■ Set exercise:
Take down each entry exactly as written.

■ Material for this task:

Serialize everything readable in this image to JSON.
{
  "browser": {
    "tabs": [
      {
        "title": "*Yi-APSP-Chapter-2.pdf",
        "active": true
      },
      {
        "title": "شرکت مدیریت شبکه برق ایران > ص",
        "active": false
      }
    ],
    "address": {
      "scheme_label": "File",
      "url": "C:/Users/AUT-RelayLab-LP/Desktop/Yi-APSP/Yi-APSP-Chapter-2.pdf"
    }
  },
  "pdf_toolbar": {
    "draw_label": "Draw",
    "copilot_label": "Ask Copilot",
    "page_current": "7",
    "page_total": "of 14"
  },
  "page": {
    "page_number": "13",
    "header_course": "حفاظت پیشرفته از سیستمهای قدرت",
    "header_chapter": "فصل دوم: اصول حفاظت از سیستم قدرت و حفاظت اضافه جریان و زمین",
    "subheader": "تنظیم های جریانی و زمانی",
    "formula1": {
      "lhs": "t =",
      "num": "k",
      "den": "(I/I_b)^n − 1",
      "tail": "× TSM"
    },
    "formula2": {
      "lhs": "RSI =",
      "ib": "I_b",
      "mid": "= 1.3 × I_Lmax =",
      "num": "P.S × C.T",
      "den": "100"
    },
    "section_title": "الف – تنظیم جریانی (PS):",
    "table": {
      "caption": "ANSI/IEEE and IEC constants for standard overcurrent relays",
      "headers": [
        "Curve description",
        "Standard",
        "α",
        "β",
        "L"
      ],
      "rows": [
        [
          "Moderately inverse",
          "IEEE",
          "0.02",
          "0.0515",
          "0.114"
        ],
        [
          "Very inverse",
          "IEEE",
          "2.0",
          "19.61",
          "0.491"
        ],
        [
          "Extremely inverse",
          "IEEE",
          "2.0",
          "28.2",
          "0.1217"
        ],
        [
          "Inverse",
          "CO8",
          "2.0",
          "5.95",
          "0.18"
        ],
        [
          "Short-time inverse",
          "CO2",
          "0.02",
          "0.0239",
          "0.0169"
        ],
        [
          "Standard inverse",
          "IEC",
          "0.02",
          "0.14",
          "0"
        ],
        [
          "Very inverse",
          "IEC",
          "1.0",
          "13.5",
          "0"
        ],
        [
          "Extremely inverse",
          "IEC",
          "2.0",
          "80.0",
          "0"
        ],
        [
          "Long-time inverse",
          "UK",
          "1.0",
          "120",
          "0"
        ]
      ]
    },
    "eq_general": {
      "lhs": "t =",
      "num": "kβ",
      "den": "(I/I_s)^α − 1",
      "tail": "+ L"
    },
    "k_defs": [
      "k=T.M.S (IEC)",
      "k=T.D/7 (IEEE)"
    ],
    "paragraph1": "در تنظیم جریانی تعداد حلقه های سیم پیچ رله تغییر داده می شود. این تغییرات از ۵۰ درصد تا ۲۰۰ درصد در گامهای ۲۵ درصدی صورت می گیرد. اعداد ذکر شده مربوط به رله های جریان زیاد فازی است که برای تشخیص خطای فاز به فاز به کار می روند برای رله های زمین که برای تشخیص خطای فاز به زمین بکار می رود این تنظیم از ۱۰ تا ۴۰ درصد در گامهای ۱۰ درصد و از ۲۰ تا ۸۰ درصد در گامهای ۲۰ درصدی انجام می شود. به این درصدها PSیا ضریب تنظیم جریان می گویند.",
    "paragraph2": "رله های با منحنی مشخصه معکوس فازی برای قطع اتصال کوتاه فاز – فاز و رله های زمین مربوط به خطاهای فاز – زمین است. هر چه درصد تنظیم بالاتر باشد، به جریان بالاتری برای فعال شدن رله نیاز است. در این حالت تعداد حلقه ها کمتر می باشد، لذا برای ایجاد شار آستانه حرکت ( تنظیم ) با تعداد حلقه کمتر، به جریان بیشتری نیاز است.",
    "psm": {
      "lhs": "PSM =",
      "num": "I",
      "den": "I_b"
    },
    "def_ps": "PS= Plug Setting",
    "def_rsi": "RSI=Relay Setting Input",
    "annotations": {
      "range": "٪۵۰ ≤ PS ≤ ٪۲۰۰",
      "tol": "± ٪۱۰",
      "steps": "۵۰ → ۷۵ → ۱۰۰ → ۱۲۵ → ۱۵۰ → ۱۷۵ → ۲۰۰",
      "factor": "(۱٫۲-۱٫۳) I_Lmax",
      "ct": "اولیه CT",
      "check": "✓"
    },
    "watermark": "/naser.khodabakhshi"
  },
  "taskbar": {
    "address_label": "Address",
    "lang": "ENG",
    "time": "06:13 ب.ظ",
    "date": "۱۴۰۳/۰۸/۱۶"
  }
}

■ Solution to this task:
Serialize everything readable in this image to JSON.
{
  "browser": {
    "tabs": [
      {
        "title": "*Yi-APSP-Chapter-2.pdf",
        "active": true
      },
      {
        "title": "شرکت مدیریت شبکه برق ایران > ص",
        "active": false
      }
    ],
    "address": {
      "scheme_label": "File",
      "url": "C:/Users/AUT-RelayLab-LP/Desktop/Yi-APSP/Yi-APSP-Chapter-2.pdf"
    }
  },
  "pdf_toolbar": {
    "draw_label": "Draw",
    "copilot_label": "Ask Copilot",
    "page_current": "7",
    "page_total": "of 14"
  },
  "page": {
    "page_number": "13",
    "header_course": "حفاظت پیشرفته از سیستمهای قدرت",
    "header_chapter": "فصل دوم: اصول حفاظت از سیستم قدرت و حفاظت اضافه جریان و زمین",
    "subheader": "تنظیم های جریانی و زمانی",
    "formula1": {
      "lhs": "t =",
      "num": "k",
      "den": "(I/I_b)^n − 1",
      "tail": "× TSM"
    },
    "formula2": {
      "lhs": "RSI =",
      "ib": "I_b",
      "mid": "= 1.3 × I_Lmax =",
      "num": "P.S × C.T",
      "den": "100"
    },
    "section_title": "الف – تنظیم جریانی (PS):",
    "table": {
      "caption": "ANSI/IEEE and IEC constants for standard overcurrent relays",
      "headers": [
        "Curve description",
        "Standard",
        "α",
        "β",
        "L"
      ],
      "rows": [
        [
          "Moderately inverse",
          "IEEE",
          "0.02",
          "0.0515",
          "0.114"
        ],
        [
          "Very inverse",
          "IEEE",
          "2.0",
          "19.61",
          "0.491"
        ],
        [
          "Extremely inverse",
          "IEEE",
          "2.0",
          "28.2",
          "0.1217"
        ],
        [
          "Inverse",
          "CO8",
          "2.0",
          "5.95",
          "0.18"
        ],
        [
          "Short-time inverse",
          "CO2",
          "0.02",
          "0.0239",
          "0.0169"
        ],
        [
          "Standard inverse",
          "IEC",
          "0.02",
          "0.14",
          "0"
        ],
        [
          "Very inverse",
          "IEC",
          "1.0",
          "13.5",
          "0"
        ],
        [
          "Extremely inverse",
          "IEC",
          "2.0",
          "80.0",
          "0"
        ],
        [
          "Long-time inverse",
          "UK",
          "1.0",
          "120",
          "0"
        ]
      ]
    },
    "eq_general": {
      "lhs": "t =",
      "num": "kβ",
      "den": "(I/I_s)^α − 1",
      "tail": "+ L"
    },
    "k_defs": [
      "k=T.M.S (IEC)",
      "k=T.D/7 (IEEE)"
    ],
    "paragraph1": "در تنظیم جریانی تعداد حلقه های سیم پیچ رله تغییر داده می شود. این تغییرات از ۵۰ درصد تا ۲۰۰ درصد در گامهای ۲۵ درصدی صورت می گیرد. اعداد ذکر شده مربوط به رله های جریان زیاد فازی است که برای تشخیص خطای فاز به فاز به کار می روند برای رله های زمین که برای تشخیص خطای فاز به زمین بکار می رود این تنظیم از ۱۰ تا ۴۰ درصد در گامهای ۱۰ درصد و از ۲۰ تا ۸۰ درصد در گامهای ۲۰ درصدی انجام می شود. به این درصدها PSیا ضریب تنظیم جریان می گویند.",
    "paragraph2": "رله های با منحنی مشخصه معکوس فازی برای قطع اتصال کوتاه فاز – فاز و رله های زمین مربوط به خطاهای فاز – زمین است. هر چه درصد تنظیم بالاتر باشد، به جریان بالاتری برای فعال شدن رله نیاز است. در این حالت تعداد حلقه ها کمتر می باشد، لذا برای ایجاد شار آستانه حرکت ( تنظیم ) با تعداد حلقه کمتر، به جریان بیشتری نیاز است.",
    "psm": {
      "lhs": "PSM =",
      "num": "I",
      "den": "I_b"
    },
    "def_ps": "PS= Plug Setting",
    "def_rsi": "RSI=Relay Setting Input",
    "annotations": {
      "range": "٪۵۰ ≤ PS ≤ ٪۲۰۰",
      "tol": "± ٪۱۰",
      "steps": "۵۰ → ۷۵ → ۱۰۰ → ۱۲۵ → ۱۵۰ → ۱۷۵ → ۲۰۰",
      "factor": "(۱٫۲-۱٫۳) I_Lmax",
      "ct": "اولیه CT",
      "check": "✓"
    },
    "watermark": "/naser.khodabakhshi"
  },
  "taskbar": {
    "address_label": "Address",
    "lang": "ENG",
    "time": "06:13 ب.ظ",
    "date": "۱۴۰۳/۰۸/۱۶"
  }
}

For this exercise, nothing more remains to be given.